- [Written request]
Scan the following material for the string "this" and copy each line in which it appears.

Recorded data
[Begin]

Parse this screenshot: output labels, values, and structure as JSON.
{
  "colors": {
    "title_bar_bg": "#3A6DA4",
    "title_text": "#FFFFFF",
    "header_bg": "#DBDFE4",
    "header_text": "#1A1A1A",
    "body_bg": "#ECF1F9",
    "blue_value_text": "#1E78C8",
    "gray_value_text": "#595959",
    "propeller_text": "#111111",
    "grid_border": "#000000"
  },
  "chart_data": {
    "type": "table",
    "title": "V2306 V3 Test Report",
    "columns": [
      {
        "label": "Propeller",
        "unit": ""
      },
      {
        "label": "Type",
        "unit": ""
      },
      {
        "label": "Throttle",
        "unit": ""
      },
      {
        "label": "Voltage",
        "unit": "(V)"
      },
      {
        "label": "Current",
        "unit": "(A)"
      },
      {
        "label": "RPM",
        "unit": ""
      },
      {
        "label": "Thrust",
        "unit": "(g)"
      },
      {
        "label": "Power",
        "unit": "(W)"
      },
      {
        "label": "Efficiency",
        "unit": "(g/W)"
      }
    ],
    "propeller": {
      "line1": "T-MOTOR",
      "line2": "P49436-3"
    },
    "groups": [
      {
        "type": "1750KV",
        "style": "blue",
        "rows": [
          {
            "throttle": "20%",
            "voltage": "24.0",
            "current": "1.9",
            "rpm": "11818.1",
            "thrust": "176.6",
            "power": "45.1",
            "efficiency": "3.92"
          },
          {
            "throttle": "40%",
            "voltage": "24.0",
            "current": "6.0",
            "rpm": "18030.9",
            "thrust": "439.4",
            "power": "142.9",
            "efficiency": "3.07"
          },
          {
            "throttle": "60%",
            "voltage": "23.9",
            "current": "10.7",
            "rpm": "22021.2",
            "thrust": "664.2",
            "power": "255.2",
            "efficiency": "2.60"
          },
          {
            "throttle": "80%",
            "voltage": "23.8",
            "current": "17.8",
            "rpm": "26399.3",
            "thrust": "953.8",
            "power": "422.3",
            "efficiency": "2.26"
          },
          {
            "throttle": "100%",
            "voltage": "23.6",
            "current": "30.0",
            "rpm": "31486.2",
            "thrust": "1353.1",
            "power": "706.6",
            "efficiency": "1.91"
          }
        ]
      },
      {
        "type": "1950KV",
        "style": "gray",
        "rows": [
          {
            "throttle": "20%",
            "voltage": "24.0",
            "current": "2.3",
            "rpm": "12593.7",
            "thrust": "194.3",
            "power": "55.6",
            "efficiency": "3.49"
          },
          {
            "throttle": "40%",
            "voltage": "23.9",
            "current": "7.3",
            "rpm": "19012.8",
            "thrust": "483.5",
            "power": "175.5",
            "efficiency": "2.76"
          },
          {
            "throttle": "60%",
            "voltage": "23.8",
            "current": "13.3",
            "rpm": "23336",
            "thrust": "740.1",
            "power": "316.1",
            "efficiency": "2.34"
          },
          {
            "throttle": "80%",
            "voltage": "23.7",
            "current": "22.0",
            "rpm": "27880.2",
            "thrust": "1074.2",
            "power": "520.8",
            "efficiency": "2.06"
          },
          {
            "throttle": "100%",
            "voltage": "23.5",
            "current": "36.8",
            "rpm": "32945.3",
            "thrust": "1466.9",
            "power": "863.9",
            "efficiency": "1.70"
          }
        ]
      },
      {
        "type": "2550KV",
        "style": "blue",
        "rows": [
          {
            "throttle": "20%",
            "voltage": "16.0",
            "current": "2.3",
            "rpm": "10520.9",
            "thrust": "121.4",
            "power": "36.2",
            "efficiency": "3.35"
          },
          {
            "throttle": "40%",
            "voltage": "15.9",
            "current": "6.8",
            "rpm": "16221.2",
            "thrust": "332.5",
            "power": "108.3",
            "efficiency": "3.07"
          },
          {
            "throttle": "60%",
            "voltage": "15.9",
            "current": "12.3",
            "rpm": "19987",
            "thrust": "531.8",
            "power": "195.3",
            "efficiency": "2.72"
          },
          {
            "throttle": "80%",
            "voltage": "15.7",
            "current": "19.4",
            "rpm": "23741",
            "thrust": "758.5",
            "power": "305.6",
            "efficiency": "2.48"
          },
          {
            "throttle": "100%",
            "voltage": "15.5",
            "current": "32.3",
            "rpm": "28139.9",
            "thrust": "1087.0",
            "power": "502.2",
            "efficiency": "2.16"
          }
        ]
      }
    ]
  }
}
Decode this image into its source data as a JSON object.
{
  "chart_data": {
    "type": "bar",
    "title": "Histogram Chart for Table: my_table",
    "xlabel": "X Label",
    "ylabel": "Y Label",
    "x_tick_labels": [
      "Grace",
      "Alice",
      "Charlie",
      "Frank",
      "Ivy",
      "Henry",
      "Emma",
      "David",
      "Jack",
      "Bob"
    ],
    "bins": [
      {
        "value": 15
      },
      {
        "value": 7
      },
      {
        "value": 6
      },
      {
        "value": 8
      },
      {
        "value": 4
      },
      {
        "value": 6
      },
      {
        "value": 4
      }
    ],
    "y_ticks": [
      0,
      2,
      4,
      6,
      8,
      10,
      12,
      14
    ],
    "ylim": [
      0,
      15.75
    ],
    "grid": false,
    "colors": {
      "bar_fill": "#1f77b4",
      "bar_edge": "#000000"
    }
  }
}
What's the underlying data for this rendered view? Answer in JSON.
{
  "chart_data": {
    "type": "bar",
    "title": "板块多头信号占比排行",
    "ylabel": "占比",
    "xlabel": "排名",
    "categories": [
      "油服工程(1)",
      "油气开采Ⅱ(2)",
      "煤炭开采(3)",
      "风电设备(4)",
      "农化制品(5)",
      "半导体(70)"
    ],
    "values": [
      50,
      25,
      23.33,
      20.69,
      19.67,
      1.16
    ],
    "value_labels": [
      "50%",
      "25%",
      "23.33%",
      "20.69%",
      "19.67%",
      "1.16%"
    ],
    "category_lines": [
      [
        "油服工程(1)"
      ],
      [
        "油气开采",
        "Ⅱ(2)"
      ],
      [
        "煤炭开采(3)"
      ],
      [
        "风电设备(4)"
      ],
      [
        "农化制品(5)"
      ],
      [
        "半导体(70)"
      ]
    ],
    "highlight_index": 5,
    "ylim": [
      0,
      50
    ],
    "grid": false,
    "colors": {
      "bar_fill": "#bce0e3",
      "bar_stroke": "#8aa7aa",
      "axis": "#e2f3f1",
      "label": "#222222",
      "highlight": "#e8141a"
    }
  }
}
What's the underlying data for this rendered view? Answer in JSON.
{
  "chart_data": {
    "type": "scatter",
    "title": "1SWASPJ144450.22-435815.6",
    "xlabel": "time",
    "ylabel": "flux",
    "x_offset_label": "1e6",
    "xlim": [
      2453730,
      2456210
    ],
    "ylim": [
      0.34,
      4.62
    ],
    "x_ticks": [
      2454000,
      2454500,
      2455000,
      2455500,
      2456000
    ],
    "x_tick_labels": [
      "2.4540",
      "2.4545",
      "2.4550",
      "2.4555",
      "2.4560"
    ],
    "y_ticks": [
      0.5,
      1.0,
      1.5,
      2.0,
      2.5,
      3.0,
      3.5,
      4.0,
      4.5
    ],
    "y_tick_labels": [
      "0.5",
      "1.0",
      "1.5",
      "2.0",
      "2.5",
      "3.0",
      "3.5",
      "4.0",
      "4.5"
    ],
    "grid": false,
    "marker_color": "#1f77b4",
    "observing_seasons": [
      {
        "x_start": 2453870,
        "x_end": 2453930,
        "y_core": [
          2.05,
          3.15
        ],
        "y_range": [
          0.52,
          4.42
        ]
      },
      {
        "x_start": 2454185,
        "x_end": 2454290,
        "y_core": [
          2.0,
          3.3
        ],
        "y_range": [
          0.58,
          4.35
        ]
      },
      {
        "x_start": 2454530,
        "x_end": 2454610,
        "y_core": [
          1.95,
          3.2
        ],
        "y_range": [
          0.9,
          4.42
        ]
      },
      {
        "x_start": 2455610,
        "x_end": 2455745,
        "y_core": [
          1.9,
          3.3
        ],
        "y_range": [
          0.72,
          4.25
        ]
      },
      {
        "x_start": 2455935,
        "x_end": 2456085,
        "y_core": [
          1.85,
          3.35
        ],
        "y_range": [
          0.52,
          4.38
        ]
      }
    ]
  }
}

[End]

- [Response to the task]
Parse this screenshot: output labels, values, and structure as JSON.
Decode this image into its source data as a JSON object.
What's the underlying data for this rendered view? Answer in JSON.
What's the underlying data for this rendered view? Answer in JSON.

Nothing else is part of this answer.